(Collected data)
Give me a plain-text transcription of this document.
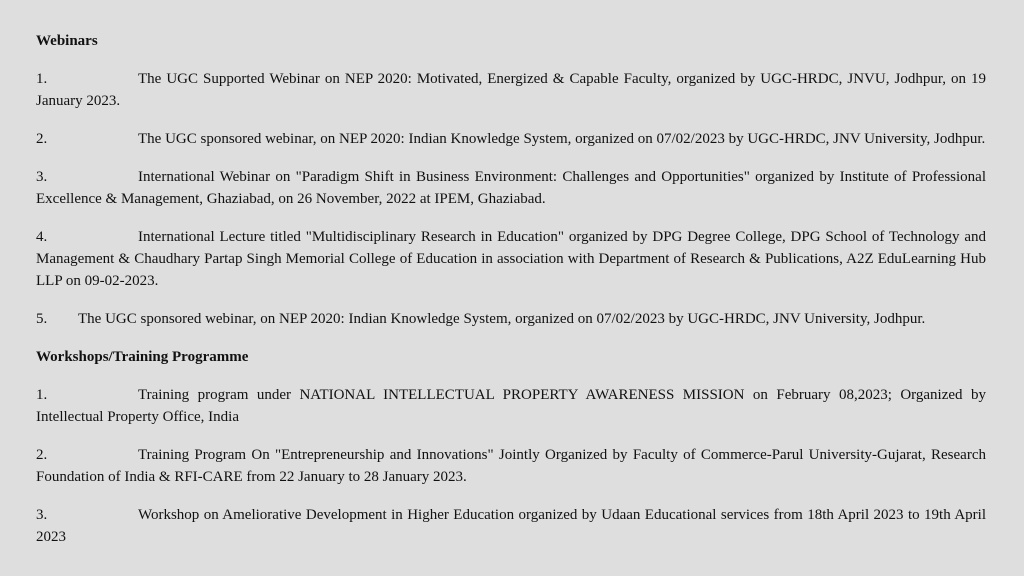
Webinars
1.	The UGC Supported Webinar on NEP 2020: Motivated, Energized & Capable Faculty, organized by UGC-HRDC, JNVU, Jodhpur, on 19 January 2023.
2.	The UGC sponsored webinar, on NEP 2020: Indian Knowledge System, organized on 07/02/2023 by UGC-HRDC, JNV University, Jodhpur.
3.	International Webinar on "Paradigm Shift in Business Environment: Challenges and Opportunities" organized by Institute of Professional Excellence & Management, Ghaziabad, on 26 November, 2022 at IPEM, Ghaziabad.
4.	International Lecture titled "Multidisciplinary Research in Education" organized by DPG Degree College, DPG School of Technology and Management & Chaudhary Partap Singh Memorial College of Education in association with Department of Research & Publications, A2Z EduLearning Hub LLP on 09-02-2023.
5. The UGC sponsored webinar, on NEP 2020: Indian Knowledge System, organized on 07/02/2023 by UGC-HRDC, JNV University, Jodhpur.
Workshops/Training Programme
1.	Training program under NATIONAL INTELLECTUAL PROPERTY AWARENESS MISSION on February 08,2023; Organized by Intellectual Property Office, India
2.	Training Program On "Entrepreneurship and Innovations" Jointly Organized by Faculty of Commerce-Parul University-Gujarat, Research Foundation of India & RFI-CARE from 22 January to 28 January 2023.
3.	Workshop on Ameliorative Development in Higher Education organized by Udaan Educational services from 18th April 2023 to 19th April 2023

▸ **What you are asked to do**: Without including the pictures, reproduce all entries exactly.

▸ **Output for this task**:
Give me a plain-text transcription of this document.
Webinars
1.	The UGC Supported Webinar on NEP 2020: Motivated, Energized & Capable Faculty, organized by UGC-HRDC, JNVU, Jodhpur, on 19 January 2023.
2.	The UGC sponsored webinar, on NEP 2020: Indian Knowledge System, organized on 07/02/2023 by UGC-HRDC, JNV University, Jodhpur.
3.	International Webinar on "Paradigm Shift in Business Environment: Challenges and Opportunities" organized by Institute of Professional Excellence & Management, Ghaziabad, on 26 November, 2022 at IPEM, Ghaziabad.
4.	International Lecture titled "Multidisciplinary Research in Education" organized by DPG Degree College, DPG School of Technology and Management & Chaudhary Partap Singh Memorial College of Education in association with Department of Research & Publications, A2Z EduLearning Hub LLP on 09-02-2023.
5. The UGC sponsored webinar, on NEP 2020: Indian Knowledge System, organized on 07/02/2023 by UGC-HRDC, JNV University, Jodhpur.
Workshops/Training Programme
1.	Training program under NATIONAL INTELLECTUAL PROPERTY AWARENESS MISSION on February 08,2023; Organized by Intellectual Property Office, India
2.	Training Program On "Entrepreneurship and Innovations" Jointly Organized by Faculty of Commerce-Parul University-Gujarat, Research Foundation of India & RFI-CARE from 22 January to 28 January 2023.
3.	Workshop on Ameliorative Development in Higher Education organized by Udaan Educational services from 18th April 2023 to 19th April 2023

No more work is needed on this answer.